WHAT IS BEING ASKED: Look through the entries and report how many lines include the word "stocking". Give the number alone.

[Records from a collection of figures]
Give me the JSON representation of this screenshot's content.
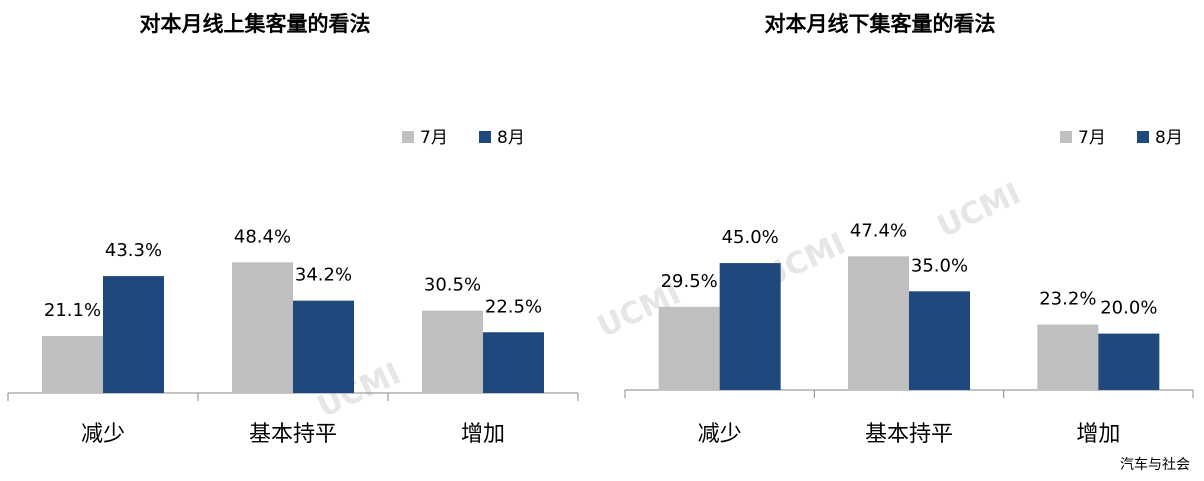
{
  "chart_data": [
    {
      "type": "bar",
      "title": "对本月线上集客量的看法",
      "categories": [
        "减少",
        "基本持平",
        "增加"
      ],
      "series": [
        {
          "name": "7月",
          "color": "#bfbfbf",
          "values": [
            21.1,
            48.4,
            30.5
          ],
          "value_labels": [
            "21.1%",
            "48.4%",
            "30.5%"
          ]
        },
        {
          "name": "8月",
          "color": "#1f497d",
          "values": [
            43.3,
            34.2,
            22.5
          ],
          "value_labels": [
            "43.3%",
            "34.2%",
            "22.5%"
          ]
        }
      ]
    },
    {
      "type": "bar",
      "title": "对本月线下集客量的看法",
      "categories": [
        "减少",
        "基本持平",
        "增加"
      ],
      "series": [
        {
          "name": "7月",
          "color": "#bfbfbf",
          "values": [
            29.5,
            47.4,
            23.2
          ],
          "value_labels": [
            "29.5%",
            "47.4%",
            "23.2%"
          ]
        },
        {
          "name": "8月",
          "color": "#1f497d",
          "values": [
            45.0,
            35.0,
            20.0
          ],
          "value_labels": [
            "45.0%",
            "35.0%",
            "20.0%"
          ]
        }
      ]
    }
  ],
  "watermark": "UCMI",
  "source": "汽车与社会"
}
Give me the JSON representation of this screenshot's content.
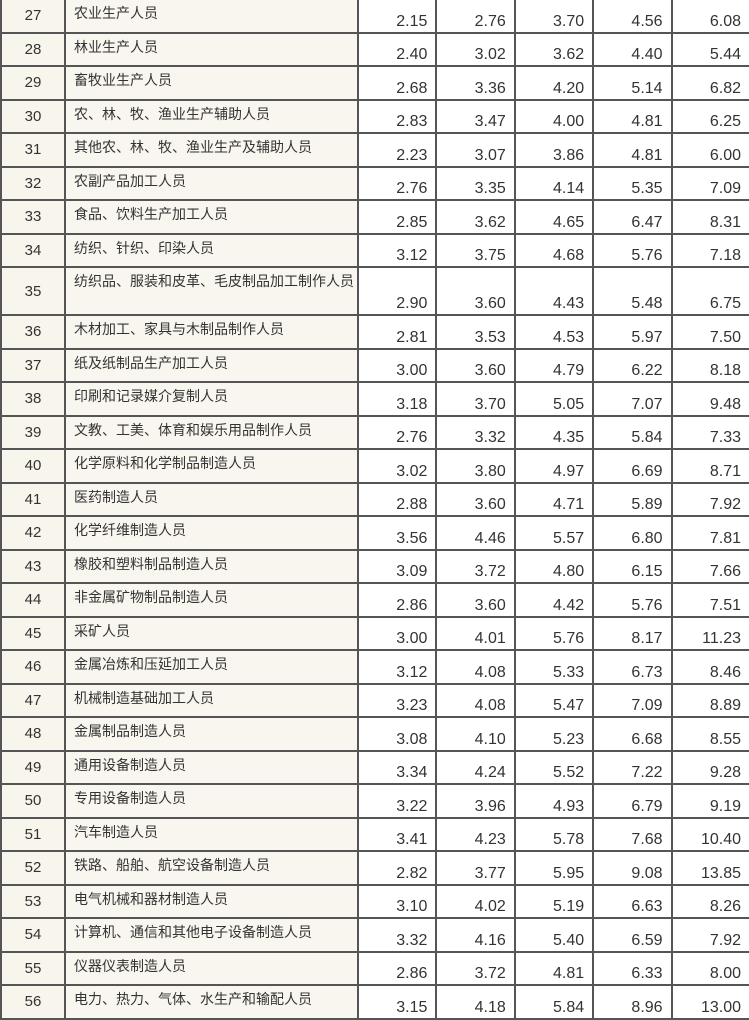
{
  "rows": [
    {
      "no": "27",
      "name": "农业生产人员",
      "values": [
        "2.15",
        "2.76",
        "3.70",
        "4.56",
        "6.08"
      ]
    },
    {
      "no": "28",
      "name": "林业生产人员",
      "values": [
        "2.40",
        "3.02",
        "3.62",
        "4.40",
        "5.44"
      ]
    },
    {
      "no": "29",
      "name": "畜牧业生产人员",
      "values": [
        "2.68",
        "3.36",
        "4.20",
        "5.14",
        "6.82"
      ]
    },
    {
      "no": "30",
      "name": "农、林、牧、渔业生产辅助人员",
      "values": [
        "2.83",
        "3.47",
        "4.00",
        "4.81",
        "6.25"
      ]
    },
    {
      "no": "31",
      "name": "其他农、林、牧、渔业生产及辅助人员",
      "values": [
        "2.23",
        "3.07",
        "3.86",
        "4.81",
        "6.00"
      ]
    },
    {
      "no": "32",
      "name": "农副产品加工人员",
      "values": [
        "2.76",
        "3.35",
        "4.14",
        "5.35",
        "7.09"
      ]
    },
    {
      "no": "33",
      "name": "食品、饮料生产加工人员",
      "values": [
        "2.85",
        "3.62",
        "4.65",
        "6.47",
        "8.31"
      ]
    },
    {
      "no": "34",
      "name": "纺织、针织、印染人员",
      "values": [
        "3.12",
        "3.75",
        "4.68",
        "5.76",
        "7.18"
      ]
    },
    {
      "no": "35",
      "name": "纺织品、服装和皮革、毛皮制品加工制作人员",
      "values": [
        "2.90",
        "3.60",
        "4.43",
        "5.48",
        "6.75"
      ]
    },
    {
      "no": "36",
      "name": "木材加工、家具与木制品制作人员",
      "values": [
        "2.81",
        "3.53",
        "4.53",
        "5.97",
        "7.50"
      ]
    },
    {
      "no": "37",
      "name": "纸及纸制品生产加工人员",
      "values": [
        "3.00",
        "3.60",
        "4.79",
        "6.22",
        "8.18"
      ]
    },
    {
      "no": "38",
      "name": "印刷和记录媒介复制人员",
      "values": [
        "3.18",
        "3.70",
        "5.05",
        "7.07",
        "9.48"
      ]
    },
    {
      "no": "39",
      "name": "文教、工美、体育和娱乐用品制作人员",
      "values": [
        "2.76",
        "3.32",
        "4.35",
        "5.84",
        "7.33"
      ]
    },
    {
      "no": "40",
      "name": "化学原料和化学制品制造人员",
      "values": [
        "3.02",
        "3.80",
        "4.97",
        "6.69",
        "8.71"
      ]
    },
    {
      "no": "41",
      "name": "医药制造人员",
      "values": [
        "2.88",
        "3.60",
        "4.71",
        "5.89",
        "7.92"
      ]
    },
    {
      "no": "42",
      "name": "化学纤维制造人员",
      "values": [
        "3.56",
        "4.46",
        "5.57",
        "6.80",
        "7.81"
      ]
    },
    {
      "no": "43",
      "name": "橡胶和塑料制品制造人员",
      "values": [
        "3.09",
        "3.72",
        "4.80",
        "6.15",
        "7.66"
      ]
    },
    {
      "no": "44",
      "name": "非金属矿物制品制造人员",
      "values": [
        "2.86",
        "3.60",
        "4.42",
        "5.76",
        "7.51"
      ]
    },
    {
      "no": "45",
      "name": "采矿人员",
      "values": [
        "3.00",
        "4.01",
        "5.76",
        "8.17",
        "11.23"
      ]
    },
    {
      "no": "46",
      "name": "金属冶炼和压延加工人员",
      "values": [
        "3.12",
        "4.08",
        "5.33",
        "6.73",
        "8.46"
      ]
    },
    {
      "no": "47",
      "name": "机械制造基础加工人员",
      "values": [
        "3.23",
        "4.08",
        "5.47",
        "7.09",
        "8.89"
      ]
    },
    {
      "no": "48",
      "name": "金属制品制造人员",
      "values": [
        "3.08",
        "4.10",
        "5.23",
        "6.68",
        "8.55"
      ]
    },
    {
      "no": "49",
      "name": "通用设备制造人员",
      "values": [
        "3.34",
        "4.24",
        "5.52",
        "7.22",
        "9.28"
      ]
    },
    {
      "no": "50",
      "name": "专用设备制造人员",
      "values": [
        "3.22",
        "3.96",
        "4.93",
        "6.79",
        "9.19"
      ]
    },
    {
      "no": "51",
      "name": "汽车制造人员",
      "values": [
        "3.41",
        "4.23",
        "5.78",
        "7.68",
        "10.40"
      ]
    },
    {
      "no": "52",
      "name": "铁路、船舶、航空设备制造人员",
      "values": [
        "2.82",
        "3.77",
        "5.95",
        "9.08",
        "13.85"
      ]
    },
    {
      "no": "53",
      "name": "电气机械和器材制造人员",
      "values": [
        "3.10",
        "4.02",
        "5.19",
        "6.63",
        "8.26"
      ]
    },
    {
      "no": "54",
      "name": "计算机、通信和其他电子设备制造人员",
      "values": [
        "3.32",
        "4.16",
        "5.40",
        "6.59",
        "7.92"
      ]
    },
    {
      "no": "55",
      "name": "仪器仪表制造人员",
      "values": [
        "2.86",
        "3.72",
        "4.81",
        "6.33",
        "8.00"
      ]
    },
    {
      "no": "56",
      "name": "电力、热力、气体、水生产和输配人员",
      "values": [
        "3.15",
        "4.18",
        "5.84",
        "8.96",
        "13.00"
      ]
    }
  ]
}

...

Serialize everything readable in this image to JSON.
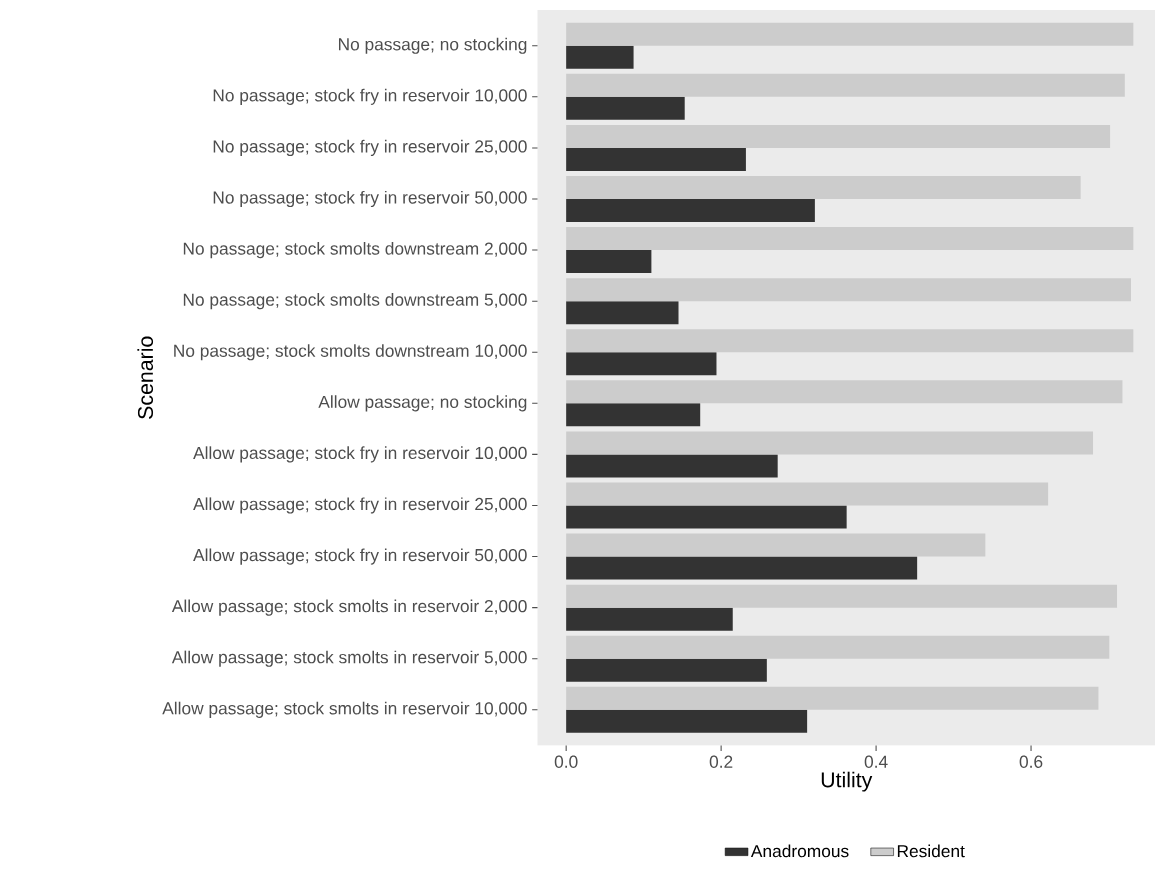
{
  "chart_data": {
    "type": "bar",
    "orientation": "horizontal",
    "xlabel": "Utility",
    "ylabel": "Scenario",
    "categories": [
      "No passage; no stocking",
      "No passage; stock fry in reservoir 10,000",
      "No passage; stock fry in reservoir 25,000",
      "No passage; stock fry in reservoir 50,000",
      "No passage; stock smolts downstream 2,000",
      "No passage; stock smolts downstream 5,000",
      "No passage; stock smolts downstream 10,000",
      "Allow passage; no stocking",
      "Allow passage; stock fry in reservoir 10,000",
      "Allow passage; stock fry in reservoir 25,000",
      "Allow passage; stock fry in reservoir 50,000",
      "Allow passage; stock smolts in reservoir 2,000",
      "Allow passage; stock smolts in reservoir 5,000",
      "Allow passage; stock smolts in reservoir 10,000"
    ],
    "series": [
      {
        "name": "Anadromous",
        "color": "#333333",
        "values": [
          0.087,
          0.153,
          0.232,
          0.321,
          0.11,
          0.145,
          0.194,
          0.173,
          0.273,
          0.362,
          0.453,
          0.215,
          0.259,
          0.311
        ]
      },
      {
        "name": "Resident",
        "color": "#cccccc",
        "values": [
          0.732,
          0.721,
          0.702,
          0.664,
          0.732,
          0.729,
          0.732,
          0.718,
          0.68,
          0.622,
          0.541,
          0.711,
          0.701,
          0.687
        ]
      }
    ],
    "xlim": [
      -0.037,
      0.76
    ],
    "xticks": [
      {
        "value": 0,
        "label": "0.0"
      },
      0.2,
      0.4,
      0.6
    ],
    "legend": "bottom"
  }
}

RIGHT ANSWER: 2